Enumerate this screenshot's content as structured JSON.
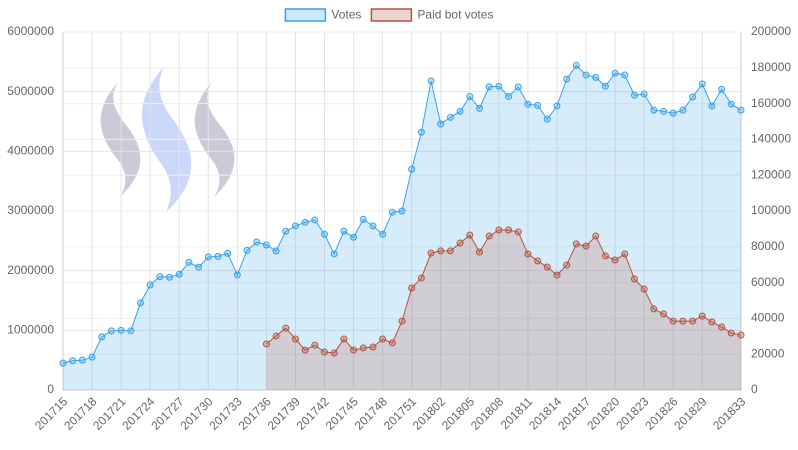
{
  "chart_data": {
    "type": "line",
    "legend": "top",
    "grid": true,
    "categories": [
      "201715",
      null,
      null,
      "201718",
      null,
      null,
      "201721",
      null,
      null,
      "201724",
      null,
      null,
      "201727",
      null,
      null,
      "201730",
      null,
      null,
      "201733",
      null,
      null,
      "201736",
      null,
      null,
      "201739",
      null,
      null,
      "201742",
      null,
      null,
      "201745",
      null,
      null,
      "201748",
      null,
      null,
      "201751",
      null,
      null,
      "201802",
      null,
      null,
      "201805",
      null,
      null,
      "201808",
      null,
      null,
      "201811",
      null,
      null,
      "201814",
      null,
      null,
      "201817",
      null,
      null,
      "201820",
      null,
      null,
      "201823",
      null,
      null,
      "201826",
      null,
      null,
      "201829",
      null,
      null,
      null,
      "201833"
    ],
    "ylim": [
      0,
      6000000
    ],
    "yticks": [
      0,
      1000000,
      2000000,
      3000000,
      4000000,
      5000000,
      6000000
    ],
    "y2lim": [
      0,
      200000
    ],
    "y2ticks": [
      0,
      20000,
      40000,
      60000,
      80000,
      100000,
      120000,
      140000,
      160000,
      180000,
      200000
    ],
    "series": [
      {
        "name": "Votes",
        "color": "#36a2eb",
        "axis": "y",
        "values": [
          450000,
          490000,
          500000,
          550000,
          890000,
          990000,
          1000000,
          990000,
          1460000,
          1760000,
          1900000,
          1890000,
          1940000,
          2140000,
          2060000,
          2230000,
          2240000,
          2290000,
          1930000,
          2340000,
          2480000,
          2430000,
          2330000,
          2660000,
          2750000,
          2810000,
          2850000,
          2610000,
          2280000,
          2660000,
          2560000,
          2860000,
          2750000,
          2610000,
          2980000,
          3000000,
          3700000,
          4320000,
          5180000,
          4460000,
          4570000,
          4670000,
          4920000,
          4720000,
          5080000,
          5090000,
          4920000,
          5080000,
          4790000,
          4770000,
          4540000,
          4760000,
          5210000,
          5440000,
          5280000,
          5240000,
          5090000,
          5310000,
          5280000,
          4940000,
          4960000,
          4690000,
          4670000,
          4640000,
          4690000,
          4910000,
          5130000,
          4760000,
          5040000,
          4790000,
          4690000
        ]
      },
      {
        "name": "Paid bot votes",
        "color": "#b5533c",
        "axis": "y2",
        "values": [
          null,
          null,
          null,
          null,
          null,
          null,
          null,
          null,
          null,
          null,
          null,
          null,
          null,
          null,
          null,
          null,
          null,
          null,
          null,
          null,
          null,
          25700,
          30200,
          34600,
          28500,
          22300,
          25100,
          21200,
          20700,
          28500,
          22300,
          23500,
          24000,
          28500,
          26300,
          38500,
          57000,
          62600,
          76500,
          77700,
          77700,
          82100,
          86600,
          77100,
          86000,
          89400,
          89400,
          88300,
          76000,
          72100,
          68700,
          64200,
          69800,
          81600,
          80400,
          86000,
          74900,
          72600,
          76000,
          62000,
          56400,
          45300,
          42500,
          38500,
          38500,
          38500,
          41300,
          38000,
          35200,
          31800,
          30700
        ]
      }
    ]
  }
}
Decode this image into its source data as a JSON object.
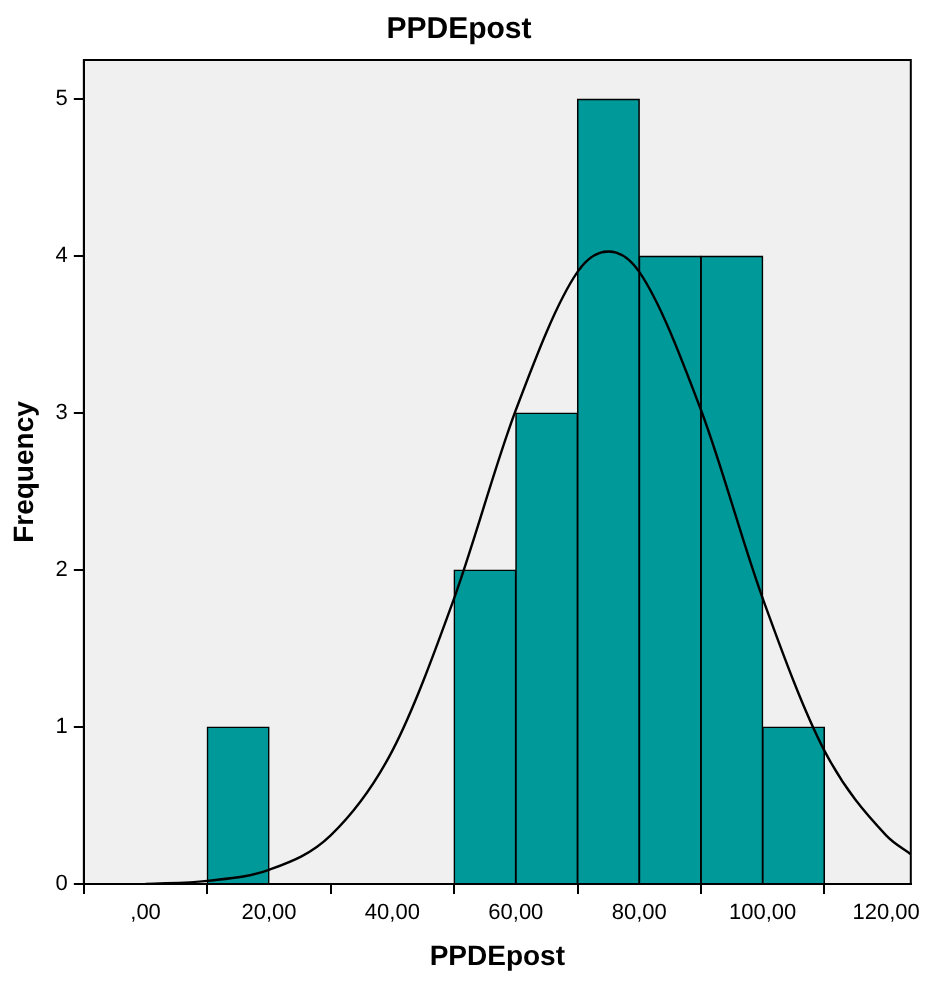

══════════

● WRITTEN INSTRUCTION
Leave out the pictures and return every record word for word.

● RESPONSE
Enumerate this screenshot's content as structured JSON.
{
  "chart_data": {
    "type": "line",
    "legend": "top",
    "grid": true,
    "categories": [
      "201715",
      null,
      null,
      "201718",
      null,
      null,
      "201721",
      null,
      null,
      "201724",
      null,
      null,
      "201727",
      null,
      null,
      "201730",
      null,
      null,
      "201733",
      null,
      null,
      "201736",
      null,
      null,
      "201739",
      null,
      null,
      "201742",
      null,
      null,
      "201745",
      null,
      null,
      "201748",
      null,
      null,
      "201751",
      null,
      null,
      "201802",
      null,
      null,
      "201805",
      null,
      null,
      "201808",
      null,
      null,
      "201811",
      null,
      null,
      "201814",
      null,
      null,
      "201817",
      null,
      null,
      "201820",
      null,
      null,
      "201823",
      null,
      null,
      "201826",
      null,
      null,
      "201829",
      null,
      null,
      null,
      "201833"
    ],
    "ylim": [
      0,
      6000000
    ],
    "yticks": [
      0,
      1000000,
      2000000,
      3000000,
      4000000,
      5000000,
      6000000
    ],
    "y2lim": [
      0,
      200000
    ],
    "y2ticks": [
      0,
      20000,
      40000,
      60000,
      80000,
      100000,
      120000,
      140000,
      160000,
      180000,
      200000
    ],
    "series": [
      {
        "name": "Votes",
        "color": "#36a2eb",
        "axis": "y",
        "values": [
          450000,
          490000,
          500000,
          550000,
          890000,
          990000,
          1000000,
          990000,
          1460000,
          1760000,
          1900000,
          1890000,
          1940000,
          2140000,
          2060000,
          2230000,
          2240000,
          2290000,
          1930000,
          2340000,
          2480000,
          2430000,
          2330000,
          2660000,
          2750000,
          2810000,
          2850000,
          2610000,
          2280000,
          2660000,
          2560000,
          2860000,
          2750000,
          2610000,
          2980000,
          3000000,
          3700000,
          4320000,
          5180000,
          4460000,
          4570000,
          4670000,
          4920000,
          4720000,
          5080000,
          5090000,
          4920000,
          5080000,
          4790000,
          4770000,
          4540000,
          4760000,
          5210000,
          5440000,
          5280000,
          5240000,
          5090000,
          5310000,
          5280000,
          4940000,
          4960000,
          4690000,
          4670000,
          4640000,
          4690000,
          4910000,
          5130000,
          4760000,
          5040000,
          4790000,
          4690000
        ]
      },
      {
        "name": "Paid bot votes",
        "color": "#b5533c",
        "axis": "y2",
        "values": [
          null,
          null,
          null,
          null,
          null,
          null,
          null,
          null,
          null,
          null,
          null,
          null,
          null,
          null,
          null,
          null,
          null,
          null,
          null,
          null,
          null,
          25700,
          30200,
          34600,
          28500,
          22300,
          25100,
          21200,
          20700,
          28500,
          22300,
          23500,
          24000,
          28500,
          26300,
          38500,
          57000,
          62600,
          76500,
          77700,
          77700,
          82100,
          86600,
          77100,
          86000,
          89400,
          89400,
          88300,
          76000,
          72100,
          68700,
          64200,
          69800,
          81600,
          80400,
          86000,
          74900,
          72600,
          76000,
          62000,
          56400,
          45300,
          42500,
          38500,
          38500,
          38500,
          41300,
          38000,
          35200,
          31800,
          30700
        ]
      }
    ]
  }
}
Decode this image into its source data as a JSON object.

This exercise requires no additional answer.